◆ **DOEL**:
Vervang in alle vermeldingen hieronder "Default Nomenclature" door "Standard Nomenclature". Laat al het andere ongewijzigd.

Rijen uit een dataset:
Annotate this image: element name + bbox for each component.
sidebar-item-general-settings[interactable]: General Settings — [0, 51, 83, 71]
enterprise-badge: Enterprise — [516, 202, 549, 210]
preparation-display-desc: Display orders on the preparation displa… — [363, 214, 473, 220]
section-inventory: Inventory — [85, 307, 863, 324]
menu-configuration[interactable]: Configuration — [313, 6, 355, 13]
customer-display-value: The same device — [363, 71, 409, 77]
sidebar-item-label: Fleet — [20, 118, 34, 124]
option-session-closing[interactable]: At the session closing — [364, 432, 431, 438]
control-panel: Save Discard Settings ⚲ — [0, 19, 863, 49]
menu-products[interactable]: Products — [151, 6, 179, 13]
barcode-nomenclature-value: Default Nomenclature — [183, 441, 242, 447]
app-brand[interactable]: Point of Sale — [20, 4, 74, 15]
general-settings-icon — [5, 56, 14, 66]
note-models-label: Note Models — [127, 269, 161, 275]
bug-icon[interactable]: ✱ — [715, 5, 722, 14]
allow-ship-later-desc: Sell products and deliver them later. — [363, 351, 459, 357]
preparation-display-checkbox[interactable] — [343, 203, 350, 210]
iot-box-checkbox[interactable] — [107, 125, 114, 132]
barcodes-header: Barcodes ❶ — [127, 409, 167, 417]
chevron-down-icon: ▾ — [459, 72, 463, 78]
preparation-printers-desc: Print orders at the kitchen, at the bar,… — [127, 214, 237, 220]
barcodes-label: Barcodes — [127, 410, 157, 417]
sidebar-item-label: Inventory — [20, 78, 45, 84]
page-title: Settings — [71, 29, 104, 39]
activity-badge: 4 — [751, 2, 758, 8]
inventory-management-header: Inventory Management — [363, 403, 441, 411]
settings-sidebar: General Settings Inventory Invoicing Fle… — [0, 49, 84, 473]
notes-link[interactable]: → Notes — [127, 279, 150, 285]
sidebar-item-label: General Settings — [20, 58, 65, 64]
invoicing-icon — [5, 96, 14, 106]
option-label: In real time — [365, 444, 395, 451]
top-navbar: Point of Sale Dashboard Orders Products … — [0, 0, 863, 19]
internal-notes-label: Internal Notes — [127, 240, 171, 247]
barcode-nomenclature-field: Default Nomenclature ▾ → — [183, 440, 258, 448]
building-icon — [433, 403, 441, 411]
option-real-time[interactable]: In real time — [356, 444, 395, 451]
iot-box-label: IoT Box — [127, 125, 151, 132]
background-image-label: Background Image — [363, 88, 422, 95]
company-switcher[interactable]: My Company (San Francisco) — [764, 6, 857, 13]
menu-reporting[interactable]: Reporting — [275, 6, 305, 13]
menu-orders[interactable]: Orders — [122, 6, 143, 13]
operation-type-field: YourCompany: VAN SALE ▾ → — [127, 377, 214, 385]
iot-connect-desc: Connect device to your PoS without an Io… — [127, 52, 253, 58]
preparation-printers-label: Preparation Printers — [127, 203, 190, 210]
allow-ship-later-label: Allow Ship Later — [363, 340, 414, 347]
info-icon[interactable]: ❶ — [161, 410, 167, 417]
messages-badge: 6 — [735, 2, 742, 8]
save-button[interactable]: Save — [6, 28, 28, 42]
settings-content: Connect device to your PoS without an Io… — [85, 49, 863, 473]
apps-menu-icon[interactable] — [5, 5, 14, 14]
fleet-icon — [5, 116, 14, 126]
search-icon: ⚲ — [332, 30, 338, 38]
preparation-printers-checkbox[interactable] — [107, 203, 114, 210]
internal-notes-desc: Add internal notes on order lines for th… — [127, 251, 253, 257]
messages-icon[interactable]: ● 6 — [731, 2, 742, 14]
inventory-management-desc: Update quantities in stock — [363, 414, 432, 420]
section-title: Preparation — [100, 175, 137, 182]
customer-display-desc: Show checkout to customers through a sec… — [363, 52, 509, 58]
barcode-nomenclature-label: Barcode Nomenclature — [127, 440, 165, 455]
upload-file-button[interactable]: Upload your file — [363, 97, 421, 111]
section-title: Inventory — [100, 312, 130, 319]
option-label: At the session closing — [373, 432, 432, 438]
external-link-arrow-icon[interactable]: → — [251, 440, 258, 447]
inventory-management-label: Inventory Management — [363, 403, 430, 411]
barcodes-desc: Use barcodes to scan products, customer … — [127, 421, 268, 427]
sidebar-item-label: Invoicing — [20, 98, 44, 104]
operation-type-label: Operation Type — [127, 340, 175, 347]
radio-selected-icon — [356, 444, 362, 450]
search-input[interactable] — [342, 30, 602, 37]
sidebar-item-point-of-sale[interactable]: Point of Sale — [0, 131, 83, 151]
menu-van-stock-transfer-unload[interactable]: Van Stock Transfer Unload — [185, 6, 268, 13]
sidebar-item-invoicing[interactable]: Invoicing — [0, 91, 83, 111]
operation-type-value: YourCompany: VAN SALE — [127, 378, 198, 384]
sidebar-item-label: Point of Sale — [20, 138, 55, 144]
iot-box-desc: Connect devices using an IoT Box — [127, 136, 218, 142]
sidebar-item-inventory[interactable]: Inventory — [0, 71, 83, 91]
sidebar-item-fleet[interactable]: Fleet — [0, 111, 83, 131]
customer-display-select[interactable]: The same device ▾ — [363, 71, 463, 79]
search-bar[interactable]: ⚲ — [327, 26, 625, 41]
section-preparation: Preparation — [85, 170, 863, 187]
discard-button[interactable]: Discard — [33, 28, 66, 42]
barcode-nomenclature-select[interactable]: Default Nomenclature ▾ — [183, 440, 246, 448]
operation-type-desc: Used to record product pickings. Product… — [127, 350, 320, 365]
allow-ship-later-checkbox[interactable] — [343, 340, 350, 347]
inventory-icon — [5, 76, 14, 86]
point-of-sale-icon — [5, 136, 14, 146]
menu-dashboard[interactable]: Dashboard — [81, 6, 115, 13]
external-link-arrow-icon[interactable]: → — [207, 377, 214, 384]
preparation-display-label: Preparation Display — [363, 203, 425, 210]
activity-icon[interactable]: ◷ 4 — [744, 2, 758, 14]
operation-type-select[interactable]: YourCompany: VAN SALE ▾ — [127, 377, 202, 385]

◆ **RESULTAAT OEFENING**:
Annotate this image: element name + bbox for each component.
sidebar-item-general-settings[interactable]: General Settings — [0, 51, 83, 71]
enterprise-badge: Enterprise — [516, 202, 549, 210]
preparation-display-desc: Display orders on the preparation displa… — [363, 214, 473, 220]
section-inventory: Inventory — [85, 307, 863, 324]
menu-configuration[interactable]: Configuration — [313, 6, 355, 13]
customer-display-value: The same device — [363, 71, 409, 77]
sidebar-item-label: Fleet — [20, 118, 34, 124]
option-session-closing[interactable]: At the session closing — [364, 432, 431, 438]
control-panel: Save Discard Settings ⚲ — [0, 19, 863, 49]
menu-products[interactable]: Products — [151, 6, 179, 13]
barcode-nomenclature-value: Standard Nomenclature — [183, 441, 242, 447]
app-brand[interactable]: Point of Sale — [20, 4, 74, 15]
general-settings-icon — [5, 56, 14, 66]
note-models-label: Note Models — [127, 269, 161, 275]
bug-icon[interactable]: ✱ — [715, 5, 722, 14]
allow-ship-later-desc: Sell products and deliver them later. — [363, 351, 459, 357]
preparation-display-checkbox[interactable] — [343, 203, 350, 210]
iot-box-checkbox[interactable] — [107, 125, 114, 132]
barcodes-header: Barcodes ❶ — [127, 409, 167, 417]
chevron-down-icon: ▾ — [459, 72, 463, 78]
preparation-printers-desc: Print orders at the kitchen, at the bar,… — [127, 214, 237, 220]
barcodes-label: Barcodes — [127, 410, 157, 417]
sidebar-item-label: Inventory — [20, 78, 45, 84]
page-title: Settings — [71, 29, 104, 39]
activity-badge: 4 — [751, 2, 758, 8]
inventory-management-header: Inventory Management — [363, 403, 441, 411]
settings-sidebar: General Settings Inventory Invoicing Fle… — [0, 49, 84, 473]
notes-link[interactable]: → Notes — [127, 279, 150, 285]
sidebar-item-label: General Settings — [20, 58, 65, 64]
invoicing-icon — [5, 96, 14, 106]
option-label: In real time — [365, 444, 395, 451]
top-navbar: Point of Sale Dashboard Orders Products … — [0, 0, 863, 19]
internal-notes-label: Internal Notes — [127, 240, 171, 247]
barcode-nomenclature-field: Standard Nomenclature ▾ → — [183, 440, 258, 448]
building-icon — [433, 403, 441, 411]
option-real-time[interactable]: In real time — [356, 444, 395, 451]
iot-box-label: IoT Box — [127, 125, 151, 132]
background-image-label: Background Image — [363, 88, 422, 95]
company-switcher[interactable]: My Company (San Francisco) — [764, 6, 857, 13]
menu-reporting[interactable]: Reporting — [275, 6, 305, 13]
menu-orders[interactable]: Orders — [122, 6, 143, 13]
operation-type-field: YourCompany: VAN SALE ▾ → — [127, 377, 214, 385]
iot-connect-desc: Connect device to your PoS without an Io… — [127, 52, 253, 58]
preparation-printers-label: Preparation Printers — [127, 203, 190, 210]
allow-ship-later-label: Allow Ship Later — [363, 340, 414, 347]
info-icon[interactable]: ❶ — [161, 410, 167, 417]
messages-badge: 6 — [735, 2, 742, 8]
save-button[interactable]: Save — [6, 28, 28, 42]
settings-content: Connect device to your PoS without an Io… — [85, 49, 863, 473]
apps-menu-icon[interactable] — [5, 5, 14, 14]
fleet-icon — [5, 116, 14, 126]
search-icon: ⚲ — [332, 30, 338, 38]
preparation-printers-checkbox[interactable] — [107, 203, 114, 210]
internal-notes-desc: Add internal notes on order lines for th… — [127, 251, 253, 257]
messages-icon[interactable]: ● 6 — [731, 2, 742, 14]
inventory-management-desc: Update quantities in stock — [363, 414, 432, 420]
section-title: Preparation — [100, 175, 137, 182]
customer-display-desc: Show checkout to customers through a sec… — [363, 52, 509, 58]
barcode-nomenclature-label: Barcode Nomenclature — [127, 440, 165, 455]
upload-file-button[interactable]: Upload your file — [363, 97, 421, 111]
section-title: Inventory — [100, 312, 130, 319]
option-label: At the session closing — [373, 432, 432, 438]
external-link-arrow-icon[interactable]: → — [251, 440, 258, 447]
inventory-management-label: Inventory Management — [363, 403, 430, 411]
barcodes-desc: Use barcodes to scan products, customer … — [127, 421, 268, 427]
sidebar-item-label: Invoicing — [20, 98, 44, 104]
operation-type-label: Operation Type — [127, 340, 175, 347]
radio-selected-icon — [356, 444, 362, 450]
search-input[interactable] — [342, 30, 602, 37]
sidebar-item-point-of-sale[interactable]: Point of Sale — [0, 131, 83, 151]
menu-van-stock-transfer-unload[interactable]: Van Stock Transfer Unload — [185, 6, 268, 13]
sidebar-item-invoicing[interactable]: Invoicing — [0, 91, 83, 111]
operation-type-value: YourCompany: VAN SALE — [127, 378, 198, 384]
sidebar-item-label: Point of Sale — [20, 138, 55, 144]
iot-box-desc: Connect devices using an IoT Box — [127, 136, 218, 142]
sidebar-item-inventory[interactable]: Inventory — [0, 71, 83, 91]
sidebar-item-fleet[interactable]: Fleet — [0, 111, 83, 131]
customer-display-select[interactable]: The same device ▾ — [363, 71, 463, 79]
search-bar[interactable]: ⚲ — [327, 26, 625, 41]
section-preparation: Preparation — [85, 170, 863, 187]
discard-button[interactable]: Discard — [33, 28, 66, 42]
barcode-nomenclature-select[interactable]: Standard Nomenclature ▾ — [183, 440, 246, 448]
operation-type-desc: Used to record product pickings. Product… — [127, 350, 320, 365]
allow-ship-later-checkbox[interactable] — [343, 340, 350, 347]
inventory-icon — [5, 76, 14, 86]
point-of-sale-icon — [5, 136, 14, 146]
menu-dashboard[interactable]: Dashboard — [81, 6, 115, 13]
external-link-arrow-icon[interactable]: → — [207, 377, 214, 384]
preparation-display-label: Preparation Display — [363, 203, 425, 210]
activity-icon[interactable]: ◷ 4 — [744, 2, 758, 14]
operation-type-select[interactable]: YourCompany: VAN SALE ▾ — [127, 377, 202, 385]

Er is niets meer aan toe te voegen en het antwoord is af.